What is needed: Search the entries below. Return every line that has "Podpisanie" in it.

Data provided:
"""

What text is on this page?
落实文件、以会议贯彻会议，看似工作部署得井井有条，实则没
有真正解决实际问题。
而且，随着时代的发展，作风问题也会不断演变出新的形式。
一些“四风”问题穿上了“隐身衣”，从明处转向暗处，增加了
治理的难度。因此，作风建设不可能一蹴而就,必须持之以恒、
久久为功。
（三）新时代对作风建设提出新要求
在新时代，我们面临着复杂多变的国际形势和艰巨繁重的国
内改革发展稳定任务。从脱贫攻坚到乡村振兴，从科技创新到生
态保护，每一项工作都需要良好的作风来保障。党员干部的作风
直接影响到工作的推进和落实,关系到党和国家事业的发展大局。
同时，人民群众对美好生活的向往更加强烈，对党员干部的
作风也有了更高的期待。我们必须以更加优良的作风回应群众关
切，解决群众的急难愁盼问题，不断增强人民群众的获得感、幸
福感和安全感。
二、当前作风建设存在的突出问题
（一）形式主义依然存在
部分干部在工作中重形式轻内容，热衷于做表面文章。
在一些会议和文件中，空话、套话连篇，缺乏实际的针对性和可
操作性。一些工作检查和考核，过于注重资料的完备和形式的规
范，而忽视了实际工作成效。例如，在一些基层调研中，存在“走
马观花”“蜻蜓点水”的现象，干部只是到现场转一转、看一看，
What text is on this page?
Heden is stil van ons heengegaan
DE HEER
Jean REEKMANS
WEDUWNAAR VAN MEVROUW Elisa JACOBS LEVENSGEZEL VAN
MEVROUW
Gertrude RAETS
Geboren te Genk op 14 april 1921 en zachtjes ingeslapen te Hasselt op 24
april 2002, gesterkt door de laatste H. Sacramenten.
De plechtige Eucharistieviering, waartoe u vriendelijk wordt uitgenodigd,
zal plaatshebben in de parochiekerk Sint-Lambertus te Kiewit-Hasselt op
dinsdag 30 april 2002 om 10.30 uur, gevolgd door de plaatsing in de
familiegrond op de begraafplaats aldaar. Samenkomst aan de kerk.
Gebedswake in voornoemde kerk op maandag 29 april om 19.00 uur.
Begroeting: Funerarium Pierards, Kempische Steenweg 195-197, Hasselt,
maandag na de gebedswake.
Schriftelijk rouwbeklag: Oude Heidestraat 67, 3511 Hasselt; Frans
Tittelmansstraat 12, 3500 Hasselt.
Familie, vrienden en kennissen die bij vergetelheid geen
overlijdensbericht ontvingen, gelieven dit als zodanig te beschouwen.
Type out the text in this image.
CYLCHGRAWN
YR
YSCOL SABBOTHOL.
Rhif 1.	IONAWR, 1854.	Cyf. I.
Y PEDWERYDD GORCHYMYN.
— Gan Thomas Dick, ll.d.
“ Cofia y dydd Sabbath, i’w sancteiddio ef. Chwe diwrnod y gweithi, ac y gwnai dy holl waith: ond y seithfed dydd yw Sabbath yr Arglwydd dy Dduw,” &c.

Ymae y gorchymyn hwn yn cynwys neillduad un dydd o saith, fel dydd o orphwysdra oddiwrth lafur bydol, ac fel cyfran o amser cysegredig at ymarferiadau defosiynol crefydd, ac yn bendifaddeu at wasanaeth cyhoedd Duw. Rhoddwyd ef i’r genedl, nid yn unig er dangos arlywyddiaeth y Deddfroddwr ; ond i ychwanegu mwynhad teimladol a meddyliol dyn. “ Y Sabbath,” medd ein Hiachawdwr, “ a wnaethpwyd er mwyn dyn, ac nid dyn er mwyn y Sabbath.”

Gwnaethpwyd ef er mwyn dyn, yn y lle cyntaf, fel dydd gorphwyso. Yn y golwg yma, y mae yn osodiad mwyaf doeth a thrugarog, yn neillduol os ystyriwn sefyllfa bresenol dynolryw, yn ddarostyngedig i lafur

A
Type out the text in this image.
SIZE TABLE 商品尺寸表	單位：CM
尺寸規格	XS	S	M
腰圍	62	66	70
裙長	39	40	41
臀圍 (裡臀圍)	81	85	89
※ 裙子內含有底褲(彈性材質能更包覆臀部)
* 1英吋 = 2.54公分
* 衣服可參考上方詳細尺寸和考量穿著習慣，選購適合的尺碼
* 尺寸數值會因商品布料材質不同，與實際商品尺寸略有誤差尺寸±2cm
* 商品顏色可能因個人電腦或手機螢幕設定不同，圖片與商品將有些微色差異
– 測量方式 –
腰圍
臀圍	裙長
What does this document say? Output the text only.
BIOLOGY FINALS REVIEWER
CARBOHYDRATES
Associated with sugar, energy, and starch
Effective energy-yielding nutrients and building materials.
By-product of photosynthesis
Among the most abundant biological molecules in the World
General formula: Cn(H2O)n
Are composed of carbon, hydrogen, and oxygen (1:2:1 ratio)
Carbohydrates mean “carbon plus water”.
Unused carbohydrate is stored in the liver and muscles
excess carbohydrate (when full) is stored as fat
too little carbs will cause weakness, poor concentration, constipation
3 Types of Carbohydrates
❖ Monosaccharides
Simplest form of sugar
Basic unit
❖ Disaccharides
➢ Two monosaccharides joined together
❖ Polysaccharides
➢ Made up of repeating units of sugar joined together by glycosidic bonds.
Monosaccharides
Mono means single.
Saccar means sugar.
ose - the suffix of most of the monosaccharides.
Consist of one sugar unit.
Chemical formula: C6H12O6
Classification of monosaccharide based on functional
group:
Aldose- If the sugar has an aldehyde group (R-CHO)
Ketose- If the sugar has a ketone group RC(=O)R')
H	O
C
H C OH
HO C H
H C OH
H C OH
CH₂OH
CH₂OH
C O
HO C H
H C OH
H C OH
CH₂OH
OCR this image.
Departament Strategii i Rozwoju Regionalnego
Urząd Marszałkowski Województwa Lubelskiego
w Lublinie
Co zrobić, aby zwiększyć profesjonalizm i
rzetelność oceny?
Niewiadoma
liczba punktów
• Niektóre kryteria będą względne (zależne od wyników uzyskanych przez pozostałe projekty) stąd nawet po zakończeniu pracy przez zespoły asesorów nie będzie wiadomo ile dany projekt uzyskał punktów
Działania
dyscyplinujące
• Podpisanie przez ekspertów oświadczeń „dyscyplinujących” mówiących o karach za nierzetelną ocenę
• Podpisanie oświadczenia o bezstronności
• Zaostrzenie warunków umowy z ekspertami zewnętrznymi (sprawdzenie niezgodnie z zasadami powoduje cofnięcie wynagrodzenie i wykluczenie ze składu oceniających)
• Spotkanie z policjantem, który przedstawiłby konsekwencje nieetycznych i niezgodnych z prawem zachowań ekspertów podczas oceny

"""

Result of the task:
• Podpisanie przez ekspertów oświadczeń „dyscyplinujących” mówiących o karach za nierzetelną ocenę
• Podpisanie oświadczenia o bezstronności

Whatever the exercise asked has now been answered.